#### [Material provided]
+++++

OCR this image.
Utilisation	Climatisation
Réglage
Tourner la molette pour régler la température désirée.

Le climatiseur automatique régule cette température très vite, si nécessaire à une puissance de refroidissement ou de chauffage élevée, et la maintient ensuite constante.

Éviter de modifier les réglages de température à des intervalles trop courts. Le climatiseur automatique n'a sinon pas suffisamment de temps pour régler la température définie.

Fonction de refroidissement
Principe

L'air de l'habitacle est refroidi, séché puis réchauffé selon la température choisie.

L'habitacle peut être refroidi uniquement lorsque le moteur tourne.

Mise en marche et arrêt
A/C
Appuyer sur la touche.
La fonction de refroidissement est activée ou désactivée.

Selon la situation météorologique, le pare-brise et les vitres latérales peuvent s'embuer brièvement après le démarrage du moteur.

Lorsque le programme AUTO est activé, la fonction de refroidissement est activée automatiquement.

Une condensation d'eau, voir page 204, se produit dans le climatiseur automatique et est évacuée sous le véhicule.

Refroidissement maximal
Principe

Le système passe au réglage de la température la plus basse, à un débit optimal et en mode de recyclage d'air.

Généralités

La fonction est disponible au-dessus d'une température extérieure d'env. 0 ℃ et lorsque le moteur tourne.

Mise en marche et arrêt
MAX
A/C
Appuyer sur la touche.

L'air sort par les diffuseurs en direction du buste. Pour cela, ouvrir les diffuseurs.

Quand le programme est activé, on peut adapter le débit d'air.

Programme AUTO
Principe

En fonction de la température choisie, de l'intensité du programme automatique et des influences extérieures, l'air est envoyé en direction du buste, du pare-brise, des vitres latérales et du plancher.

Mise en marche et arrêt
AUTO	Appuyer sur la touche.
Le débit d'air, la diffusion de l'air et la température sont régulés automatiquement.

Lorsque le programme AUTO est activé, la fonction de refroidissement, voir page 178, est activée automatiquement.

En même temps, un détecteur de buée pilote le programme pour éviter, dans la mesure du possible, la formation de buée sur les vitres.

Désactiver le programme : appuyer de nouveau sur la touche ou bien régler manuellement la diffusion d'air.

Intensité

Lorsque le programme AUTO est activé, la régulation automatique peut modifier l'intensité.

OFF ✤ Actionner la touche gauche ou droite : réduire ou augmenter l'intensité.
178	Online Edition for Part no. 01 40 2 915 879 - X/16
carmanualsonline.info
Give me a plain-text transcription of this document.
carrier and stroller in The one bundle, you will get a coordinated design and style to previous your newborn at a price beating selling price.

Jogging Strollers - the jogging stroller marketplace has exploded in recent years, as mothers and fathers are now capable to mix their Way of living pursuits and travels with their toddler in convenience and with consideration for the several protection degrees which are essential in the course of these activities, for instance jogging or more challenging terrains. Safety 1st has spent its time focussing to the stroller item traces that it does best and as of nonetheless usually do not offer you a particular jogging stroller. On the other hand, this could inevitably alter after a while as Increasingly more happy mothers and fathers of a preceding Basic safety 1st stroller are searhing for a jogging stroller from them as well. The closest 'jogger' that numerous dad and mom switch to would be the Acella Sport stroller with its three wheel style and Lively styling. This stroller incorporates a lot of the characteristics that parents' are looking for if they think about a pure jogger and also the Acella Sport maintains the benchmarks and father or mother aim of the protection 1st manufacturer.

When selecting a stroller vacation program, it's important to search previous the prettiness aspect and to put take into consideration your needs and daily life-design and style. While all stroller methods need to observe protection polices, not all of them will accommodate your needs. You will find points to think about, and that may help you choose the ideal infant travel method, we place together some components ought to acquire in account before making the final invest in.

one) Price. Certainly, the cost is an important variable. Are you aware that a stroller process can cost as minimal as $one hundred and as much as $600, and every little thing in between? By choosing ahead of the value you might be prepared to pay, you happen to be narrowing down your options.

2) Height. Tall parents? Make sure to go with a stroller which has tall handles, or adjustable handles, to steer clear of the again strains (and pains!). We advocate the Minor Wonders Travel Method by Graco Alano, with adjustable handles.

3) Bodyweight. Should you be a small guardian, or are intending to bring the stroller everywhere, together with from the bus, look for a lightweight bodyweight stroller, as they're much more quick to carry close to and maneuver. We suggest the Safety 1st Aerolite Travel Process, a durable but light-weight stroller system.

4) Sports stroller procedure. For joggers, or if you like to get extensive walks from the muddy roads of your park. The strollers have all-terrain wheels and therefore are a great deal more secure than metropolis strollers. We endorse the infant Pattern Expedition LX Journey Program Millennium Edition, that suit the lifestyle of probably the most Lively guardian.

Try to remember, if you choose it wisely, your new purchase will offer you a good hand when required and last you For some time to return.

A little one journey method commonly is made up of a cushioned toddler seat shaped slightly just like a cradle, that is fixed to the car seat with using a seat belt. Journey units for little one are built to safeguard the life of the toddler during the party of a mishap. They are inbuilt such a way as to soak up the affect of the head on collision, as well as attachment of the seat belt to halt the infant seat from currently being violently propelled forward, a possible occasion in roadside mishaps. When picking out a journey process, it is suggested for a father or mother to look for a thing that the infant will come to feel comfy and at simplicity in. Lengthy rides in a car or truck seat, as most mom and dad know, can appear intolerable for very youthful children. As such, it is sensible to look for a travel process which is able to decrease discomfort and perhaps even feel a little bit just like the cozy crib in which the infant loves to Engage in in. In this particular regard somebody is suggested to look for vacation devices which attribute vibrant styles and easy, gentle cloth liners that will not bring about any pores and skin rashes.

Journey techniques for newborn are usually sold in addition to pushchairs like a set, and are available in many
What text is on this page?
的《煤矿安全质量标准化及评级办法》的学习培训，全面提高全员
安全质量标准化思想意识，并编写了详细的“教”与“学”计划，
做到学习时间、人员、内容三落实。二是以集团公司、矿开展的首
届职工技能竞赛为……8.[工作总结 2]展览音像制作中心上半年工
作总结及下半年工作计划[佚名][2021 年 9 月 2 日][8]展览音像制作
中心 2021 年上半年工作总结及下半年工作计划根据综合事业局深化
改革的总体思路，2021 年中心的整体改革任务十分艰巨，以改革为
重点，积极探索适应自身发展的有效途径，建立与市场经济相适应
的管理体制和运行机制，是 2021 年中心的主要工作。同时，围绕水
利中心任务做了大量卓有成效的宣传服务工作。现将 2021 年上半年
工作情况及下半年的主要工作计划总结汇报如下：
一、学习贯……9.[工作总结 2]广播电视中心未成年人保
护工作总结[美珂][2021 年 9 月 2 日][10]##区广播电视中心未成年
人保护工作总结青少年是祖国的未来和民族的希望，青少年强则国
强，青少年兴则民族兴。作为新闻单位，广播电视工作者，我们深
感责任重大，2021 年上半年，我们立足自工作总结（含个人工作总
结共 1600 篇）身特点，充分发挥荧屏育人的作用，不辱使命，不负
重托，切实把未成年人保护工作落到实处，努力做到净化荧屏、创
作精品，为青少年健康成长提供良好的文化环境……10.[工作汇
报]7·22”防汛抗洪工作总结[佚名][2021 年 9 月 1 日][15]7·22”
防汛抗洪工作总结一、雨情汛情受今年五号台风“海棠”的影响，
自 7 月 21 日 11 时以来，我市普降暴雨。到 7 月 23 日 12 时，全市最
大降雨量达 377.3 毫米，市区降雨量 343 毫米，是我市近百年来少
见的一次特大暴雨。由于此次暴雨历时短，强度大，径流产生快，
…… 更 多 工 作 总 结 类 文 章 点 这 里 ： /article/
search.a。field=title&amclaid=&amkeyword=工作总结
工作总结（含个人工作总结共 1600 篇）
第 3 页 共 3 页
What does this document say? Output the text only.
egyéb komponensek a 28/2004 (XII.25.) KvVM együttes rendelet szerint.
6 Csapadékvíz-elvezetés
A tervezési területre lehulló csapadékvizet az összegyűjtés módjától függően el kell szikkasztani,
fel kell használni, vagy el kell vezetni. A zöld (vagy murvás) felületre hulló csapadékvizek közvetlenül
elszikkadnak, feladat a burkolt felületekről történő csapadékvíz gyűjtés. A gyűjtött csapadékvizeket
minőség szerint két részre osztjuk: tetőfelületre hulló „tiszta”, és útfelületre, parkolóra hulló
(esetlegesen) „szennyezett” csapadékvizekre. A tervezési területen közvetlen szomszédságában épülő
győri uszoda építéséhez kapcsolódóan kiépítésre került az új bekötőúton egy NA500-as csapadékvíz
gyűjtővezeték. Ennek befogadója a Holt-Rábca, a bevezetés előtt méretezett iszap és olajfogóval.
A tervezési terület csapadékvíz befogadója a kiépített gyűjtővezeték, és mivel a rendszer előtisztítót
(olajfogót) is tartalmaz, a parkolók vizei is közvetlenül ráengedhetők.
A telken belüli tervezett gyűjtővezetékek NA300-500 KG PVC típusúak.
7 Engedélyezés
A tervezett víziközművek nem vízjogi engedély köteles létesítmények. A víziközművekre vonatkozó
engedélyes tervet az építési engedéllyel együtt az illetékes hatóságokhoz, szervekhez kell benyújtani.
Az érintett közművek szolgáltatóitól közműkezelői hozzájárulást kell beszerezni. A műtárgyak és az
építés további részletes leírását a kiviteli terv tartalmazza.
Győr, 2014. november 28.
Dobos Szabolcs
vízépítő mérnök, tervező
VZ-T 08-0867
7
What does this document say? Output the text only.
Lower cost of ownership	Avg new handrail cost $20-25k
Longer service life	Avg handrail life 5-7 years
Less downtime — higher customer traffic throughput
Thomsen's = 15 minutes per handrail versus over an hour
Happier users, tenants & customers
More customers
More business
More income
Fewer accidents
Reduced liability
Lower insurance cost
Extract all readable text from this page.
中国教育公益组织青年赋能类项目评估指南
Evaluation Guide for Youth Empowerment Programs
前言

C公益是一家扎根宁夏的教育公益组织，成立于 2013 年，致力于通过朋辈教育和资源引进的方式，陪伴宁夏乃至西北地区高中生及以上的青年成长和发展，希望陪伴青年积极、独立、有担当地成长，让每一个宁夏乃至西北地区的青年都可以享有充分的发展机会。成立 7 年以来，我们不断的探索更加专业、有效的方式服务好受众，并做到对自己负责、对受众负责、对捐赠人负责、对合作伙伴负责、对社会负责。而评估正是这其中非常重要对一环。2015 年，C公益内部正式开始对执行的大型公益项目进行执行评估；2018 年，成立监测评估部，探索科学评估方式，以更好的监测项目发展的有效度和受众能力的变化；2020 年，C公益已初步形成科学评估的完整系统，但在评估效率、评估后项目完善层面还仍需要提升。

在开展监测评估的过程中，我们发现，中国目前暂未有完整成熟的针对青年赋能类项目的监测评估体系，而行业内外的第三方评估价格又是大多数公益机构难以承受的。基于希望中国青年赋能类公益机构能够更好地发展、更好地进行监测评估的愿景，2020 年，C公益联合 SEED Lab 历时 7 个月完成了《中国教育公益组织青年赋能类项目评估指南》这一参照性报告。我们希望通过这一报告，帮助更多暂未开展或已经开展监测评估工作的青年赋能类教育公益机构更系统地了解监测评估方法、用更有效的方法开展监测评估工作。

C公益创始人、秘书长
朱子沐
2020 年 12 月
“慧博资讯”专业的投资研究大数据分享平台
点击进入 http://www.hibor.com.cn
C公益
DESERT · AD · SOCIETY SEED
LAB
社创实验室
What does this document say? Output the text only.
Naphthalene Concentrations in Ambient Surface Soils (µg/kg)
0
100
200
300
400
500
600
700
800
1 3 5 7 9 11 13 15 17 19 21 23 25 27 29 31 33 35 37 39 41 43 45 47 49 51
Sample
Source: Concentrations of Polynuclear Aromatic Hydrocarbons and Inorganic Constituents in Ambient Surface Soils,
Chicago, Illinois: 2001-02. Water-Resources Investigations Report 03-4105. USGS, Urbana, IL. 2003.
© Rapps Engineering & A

+++++

#### [Your instructions]
Using the listing above, show every line that includes the string "important".

#### [Written response]
When selecting a stroller vacation program, it's important to search previous the prettiness aspect and to put take into consideration your needs and daily life-design and style. While all stroller methods need to observe protection polices, not all of them will accommodate your needs. You will find points to think about, and that may help you choose the ideal infant travel method, we place together some components ought to acquire in account before making the final invest in.
one) Price. Certainly, the cost is an important variable. Are you aware that a stroller process can cost as minimal as $one hundred and as much as $600, and every little thing in between? By choosing ahead of the value you might be prepared to pay, you happen to be narrowing down your options.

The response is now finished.